— start Data in this exercise —
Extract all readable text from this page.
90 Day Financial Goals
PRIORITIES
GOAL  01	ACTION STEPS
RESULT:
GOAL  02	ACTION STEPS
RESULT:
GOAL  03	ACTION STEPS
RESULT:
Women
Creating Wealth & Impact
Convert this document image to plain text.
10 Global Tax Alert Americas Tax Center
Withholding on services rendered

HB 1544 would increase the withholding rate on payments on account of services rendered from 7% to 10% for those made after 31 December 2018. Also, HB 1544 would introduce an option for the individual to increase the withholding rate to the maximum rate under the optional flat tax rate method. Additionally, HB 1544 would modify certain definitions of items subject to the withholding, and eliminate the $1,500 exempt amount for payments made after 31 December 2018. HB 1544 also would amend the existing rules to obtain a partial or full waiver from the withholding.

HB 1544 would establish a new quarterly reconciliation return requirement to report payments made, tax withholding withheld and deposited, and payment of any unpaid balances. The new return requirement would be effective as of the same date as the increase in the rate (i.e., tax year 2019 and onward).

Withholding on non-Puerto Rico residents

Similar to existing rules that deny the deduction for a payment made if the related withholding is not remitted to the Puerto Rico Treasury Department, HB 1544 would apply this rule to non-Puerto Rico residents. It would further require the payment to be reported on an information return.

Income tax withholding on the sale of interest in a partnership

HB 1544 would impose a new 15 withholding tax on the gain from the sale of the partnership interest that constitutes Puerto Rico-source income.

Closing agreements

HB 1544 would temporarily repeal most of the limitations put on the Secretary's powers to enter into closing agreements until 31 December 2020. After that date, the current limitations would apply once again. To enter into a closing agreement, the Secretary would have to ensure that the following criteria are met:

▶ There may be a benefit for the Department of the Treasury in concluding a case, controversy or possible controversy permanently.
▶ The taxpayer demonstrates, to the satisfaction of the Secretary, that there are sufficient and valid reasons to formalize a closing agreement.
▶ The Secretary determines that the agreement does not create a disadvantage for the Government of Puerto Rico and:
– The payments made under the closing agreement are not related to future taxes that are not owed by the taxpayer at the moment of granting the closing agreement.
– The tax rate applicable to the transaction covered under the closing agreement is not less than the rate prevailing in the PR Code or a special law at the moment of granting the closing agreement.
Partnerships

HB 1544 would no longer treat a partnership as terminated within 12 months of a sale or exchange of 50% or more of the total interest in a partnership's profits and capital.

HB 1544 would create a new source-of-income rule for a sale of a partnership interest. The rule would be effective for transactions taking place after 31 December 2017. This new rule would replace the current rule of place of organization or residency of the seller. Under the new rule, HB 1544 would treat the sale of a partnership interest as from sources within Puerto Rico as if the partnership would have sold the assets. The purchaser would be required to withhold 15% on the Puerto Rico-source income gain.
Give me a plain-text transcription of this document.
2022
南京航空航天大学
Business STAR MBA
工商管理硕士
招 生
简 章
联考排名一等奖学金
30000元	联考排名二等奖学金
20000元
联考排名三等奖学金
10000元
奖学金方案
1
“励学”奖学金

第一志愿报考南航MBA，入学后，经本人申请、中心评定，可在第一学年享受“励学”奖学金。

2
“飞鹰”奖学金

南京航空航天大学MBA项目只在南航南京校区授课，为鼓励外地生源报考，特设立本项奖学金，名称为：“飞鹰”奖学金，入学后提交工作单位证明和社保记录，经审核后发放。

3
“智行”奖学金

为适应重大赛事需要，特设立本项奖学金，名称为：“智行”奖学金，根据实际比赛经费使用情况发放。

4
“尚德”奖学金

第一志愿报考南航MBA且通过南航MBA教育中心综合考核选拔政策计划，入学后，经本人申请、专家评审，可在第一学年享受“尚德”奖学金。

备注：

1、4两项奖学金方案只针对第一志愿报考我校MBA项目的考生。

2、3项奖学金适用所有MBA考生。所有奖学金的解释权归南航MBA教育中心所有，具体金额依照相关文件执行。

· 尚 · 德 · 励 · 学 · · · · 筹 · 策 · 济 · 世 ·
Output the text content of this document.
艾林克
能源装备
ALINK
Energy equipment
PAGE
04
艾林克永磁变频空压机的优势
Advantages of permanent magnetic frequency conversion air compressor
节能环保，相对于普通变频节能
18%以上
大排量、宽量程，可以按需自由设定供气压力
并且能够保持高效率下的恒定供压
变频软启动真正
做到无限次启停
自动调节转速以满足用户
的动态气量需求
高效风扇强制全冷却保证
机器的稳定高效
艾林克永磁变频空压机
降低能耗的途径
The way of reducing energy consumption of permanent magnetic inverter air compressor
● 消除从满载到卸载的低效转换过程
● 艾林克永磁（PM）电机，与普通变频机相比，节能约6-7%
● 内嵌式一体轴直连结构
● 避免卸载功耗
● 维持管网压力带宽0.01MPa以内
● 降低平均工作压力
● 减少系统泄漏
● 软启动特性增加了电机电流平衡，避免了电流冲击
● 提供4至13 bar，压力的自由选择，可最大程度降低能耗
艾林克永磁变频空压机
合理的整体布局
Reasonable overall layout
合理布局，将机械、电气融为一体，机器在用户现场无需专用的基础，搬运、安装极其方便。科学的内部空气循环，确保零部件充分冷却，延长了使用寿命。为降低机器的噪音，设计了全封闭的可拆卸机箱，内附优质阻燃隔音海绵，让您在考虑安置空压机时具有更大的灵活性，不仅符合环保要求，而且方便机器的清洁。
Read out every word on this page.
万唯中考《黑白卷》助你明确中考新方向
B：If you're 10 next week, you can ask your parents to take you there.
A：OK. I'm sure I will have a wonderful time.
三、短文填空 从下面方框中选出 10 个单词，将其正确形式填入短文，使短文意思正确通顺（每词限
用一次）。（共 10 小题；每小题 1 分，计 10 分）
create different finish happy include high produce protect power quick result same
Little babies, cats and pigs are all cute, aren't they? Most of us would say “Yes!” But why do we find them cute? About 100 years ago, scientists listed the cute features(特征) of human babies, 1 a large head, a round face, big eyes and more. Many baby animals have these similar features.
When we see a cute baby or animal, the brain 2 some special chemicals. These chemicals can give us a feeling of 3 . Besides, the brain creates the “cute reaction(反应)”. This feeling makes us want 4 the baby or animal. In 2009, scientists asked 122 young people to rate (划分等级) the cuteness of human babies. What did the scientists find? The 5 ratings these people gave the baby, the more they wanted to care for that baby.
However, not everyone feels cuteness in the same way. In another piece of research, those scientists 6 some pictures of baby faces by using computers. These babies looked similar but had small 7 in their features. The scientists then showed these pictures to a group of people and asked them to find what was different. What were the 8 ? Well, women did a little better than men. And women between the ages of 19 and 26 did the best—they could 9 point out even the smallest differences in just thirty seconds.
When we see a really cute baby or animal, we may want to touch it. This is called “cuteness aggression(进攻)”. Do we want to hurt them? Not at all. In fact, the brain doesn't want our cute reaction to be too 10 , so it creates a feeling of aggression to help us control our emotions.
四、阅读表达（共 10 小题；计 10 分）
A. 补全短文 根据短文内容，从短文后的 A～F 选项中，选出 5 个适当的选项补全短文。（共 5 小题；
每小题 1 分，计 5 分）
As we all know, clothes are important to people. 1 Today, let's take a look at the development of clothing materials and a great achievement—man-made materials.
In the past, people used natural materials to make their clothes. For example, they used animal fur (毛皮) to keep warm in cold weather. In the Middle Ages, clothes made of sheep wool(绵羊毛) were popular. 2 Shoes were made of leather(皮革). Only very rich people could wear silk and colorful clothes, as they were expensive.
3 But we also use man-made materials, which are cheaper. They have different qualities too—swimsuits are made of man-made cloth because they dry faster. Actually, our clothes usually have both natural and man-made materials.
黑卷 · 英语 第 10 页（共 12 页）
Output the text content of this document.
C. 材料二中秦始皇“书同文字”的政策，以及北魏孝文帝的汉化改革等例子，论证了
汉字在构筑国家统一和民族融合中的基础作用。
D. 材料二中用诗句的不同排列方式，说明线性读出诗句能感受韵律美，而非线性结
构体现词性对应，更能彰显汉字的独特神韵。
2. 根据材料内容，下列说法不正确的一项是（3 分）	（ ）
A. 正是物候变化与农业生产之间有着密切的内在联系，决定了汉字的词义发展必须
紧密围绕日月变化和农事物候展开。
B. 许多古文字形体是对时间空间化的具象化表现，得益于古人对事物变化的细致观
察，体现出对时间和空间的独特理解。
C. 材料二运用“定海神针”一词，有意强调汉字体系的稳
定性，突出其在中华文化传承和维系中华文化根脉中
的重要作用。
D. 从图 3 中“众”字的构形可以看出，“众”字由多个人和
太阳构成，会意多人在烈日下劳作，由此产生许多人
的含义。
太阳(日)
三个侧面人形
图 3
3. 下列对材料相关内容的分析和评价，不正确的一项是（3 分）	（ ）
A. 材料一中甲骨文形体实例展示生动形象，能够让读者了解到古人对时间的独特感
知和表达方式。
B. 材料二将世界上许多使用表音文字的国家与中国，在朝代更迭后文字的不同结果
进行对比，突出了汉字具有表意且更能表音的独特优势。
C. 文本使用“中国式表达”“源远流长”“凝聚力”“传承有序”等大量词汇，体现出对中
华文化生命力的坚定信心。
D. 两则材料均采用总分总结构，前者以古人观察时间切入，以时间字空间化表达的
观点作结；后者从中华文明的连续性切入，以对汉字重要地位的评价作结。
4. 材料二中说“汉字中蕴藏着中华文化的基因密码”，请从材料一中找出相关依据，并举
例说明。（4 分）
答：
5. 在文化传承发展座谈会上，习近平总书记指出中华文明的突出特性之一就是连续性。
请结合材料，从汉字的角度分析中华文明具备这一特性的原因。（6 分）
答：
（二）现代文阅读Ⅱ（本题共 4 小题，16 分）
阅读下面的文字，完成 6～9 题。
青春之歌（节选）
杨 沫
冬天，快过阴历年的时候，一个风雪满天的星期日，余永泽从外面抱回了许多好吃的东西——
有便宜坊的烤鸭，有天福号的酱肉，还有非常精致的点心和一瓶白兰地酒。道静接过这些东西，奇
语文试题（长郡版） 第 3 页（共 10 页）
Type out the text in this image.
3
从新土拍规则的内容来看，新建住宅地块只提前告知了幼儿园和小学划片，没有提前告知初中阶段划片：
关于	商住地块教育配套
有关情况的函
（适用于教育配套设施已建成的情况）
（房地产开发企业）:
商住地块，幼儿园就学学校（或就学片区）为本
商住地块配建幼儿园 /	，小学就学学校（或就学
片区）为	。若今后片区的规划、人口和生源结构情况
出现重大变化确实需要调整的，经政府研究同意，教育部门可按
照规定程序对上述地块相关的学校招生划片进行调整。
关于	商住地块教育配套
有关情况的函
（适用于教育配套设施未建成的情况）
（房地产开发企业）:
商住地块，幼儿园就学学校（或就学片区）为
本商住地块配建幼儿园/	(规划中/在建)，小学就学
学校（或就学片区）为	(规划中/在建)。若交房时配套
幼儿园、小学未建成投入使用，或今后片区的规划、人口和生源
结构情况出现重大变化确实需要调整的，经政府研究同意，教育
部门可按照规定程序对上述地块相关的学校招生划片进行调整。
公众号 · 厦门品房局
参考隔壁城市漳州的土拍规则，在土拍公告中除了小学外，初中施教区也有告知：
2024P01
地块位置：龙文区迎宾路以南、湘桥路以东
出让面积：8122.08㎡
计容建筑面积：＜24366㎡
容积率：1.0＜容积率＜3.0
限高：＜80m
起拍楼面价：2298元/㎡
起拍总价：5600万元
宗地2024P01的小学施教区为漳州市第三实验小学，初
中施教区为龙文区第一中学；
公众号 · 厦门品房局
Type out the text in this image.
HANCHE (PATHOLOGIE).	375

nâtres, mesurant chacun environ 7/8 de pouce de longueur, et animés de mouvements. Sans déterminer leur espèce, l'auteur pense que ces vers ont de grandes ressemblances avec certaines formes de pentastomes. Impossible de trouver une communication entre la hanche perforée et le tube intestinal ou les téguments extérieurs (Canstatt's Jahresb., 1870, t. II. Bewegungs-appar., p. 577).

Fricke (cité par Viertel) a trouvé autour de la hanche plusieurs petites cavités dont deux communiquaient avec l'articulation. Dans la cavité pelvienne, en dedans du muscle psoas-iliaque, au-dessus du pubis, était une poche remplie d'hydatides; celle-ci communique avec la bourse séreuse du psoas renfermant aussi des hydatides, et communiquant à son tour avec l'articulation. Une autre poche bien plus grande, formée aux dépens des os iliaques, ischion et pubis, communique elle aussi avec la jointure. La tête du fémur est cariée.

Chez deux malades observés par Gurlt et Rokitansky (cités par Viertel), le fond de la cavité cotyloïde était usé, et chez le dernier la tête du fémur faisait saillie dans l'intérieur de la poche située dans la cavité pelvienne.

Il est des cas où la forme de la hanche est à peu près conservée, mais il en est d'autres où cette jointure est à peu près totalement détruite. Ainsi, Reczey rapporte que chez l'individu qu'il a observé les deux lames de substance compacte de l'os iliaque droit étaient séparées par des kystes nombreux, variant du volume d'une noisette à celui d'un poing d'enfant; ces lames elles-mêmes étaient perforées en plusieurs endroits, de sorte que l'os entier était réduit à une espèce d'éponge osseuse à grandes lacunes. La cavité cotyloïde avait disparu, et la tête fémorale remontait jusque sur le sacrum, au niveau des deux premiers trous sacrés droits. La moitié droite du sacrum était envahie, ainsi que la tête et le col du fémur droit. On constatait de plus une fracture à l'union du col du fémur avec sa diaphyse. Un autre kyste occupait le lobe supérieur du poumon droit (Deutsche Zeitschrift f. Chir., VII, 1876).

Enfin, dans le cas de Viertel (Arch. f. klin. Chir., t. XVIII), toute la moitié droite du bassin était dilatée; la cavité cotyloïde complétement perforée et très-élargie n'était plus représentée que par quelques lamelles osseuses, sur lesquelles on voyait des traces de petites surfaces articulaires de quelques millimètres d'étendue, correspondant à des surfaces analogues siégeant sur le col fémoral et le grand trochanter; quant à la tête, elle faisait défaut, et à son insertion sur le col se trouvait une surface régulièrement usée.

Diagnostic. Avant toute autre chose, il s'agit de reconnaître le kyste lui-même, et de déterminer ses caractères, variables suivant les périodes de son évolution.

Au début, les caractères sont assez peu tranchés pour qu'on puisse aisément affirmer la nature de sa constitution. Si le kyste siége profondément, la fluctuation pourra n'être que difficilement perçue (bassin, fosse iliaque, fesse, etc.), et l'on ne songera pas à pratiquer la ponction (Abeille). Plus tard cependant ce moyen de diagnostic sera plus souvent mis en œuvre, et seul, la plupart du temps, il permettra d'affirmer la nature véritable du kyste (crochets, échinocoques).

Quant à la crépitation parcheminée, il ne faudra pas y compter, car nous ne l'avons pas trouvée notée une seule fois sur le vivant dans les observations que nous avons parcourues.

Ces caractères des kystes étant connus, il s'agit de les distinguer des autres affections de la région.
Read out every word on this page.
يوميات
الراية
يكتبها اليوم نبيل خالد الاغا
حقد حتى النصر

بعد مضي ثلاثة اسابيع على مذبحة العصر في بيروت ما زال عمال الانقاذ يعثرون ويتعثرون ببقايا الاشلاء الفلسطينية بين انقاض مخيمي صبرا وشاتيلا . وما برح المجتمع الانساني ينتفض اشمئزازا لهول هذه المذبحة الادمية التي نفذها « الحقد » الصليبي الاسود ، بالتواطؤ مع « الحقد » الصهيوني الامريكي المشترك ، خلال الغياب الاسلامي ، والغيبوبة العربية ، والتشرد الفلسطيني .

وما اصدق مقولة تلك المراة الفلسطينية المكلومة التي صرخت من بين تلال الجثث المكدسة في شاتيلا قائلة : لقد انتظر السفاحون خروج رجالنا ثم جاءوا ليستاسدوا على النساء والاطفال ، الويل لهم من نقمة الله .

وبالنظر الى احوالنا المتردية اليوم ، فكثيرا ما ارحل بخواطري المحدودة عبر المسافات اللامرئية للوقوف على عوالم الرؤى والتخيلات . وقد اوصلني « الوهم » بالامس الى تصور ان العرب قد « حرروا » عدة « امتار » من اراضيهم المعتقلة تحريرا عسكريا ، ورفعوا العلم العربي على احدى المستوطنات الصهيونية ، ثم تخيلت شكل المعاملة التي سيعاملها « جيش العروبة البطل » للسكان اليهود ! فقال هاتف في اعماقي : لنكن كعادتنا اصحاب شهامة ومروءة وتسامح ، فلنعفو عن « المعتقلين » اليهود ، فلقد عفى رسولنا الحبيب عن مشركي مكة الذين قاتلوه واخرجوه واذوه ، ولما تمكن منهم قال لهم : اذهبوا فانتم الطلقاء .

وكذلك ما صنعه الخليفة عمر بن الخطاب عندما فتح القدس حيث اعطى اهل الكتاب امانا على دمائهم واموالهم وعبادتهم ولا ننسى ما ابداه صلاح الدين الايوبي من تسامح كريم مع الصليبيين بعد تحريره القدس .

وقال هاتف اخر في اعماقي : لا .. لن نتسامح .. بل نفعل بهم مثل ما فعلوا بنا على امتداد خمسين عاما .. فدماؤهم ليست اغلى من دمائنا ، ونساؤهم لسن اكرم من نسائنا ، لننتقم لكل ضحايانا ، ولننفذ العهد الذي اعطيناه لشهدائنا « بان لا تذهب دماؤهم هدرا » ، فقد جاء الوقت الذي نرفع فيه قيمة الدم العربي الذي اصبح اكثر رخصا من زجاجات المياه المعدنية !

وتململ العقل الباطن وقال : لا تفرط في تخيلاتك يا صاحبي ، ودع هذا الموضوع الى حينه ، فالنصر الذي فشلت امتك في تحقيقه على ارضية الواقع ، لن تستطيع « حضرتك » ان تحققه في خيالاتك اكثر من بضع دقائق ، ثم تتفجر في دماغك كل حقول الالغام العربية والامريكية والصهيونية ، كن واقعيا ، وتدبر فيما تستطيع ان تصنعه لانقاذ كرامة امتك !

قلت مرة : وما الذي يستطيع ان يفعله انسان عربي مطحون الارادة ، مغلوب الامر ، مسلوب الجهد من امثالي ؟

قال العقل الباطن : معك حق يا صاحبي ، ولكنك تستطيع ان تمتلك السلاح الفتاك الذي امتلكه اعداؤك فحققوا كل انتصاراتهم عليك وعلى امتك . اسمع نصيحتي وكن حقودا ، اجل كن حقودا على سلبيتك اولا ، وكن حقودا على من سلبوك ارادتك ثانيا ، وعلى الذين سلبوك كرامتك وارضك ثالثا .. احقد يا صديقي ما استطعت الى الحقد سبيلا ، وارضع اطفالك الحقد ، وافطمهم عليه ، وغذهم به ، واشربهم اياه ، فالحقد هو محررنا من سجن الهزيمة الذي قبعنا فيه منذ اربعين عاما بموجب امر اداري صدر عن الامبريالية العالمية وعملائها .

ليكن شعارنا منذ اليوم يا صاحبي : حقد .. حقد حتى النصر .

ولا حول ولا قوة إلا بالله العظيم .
— end Data in this exercise —
◆ What to do ◆
Write out every line from the entries where "apply" appears.

◆ Written solution ◆
Similar to existing rules that deny the deduction for a payment made if the related withholding is not remitted to the Puerto Rico Treasury Department, HB 1544 would apply this rule to non-Puerto Rico residents. It would further require the payment to be reported on an information return.
HB 1544 would temporarily repeal most of the limitations put on the Secretary's powers to enter into closing agreements until 31 December 2020. After that date, the current limitations would apply once again. To enter into a closing agreement, the Secretary would have to ensure that the following criteria are met:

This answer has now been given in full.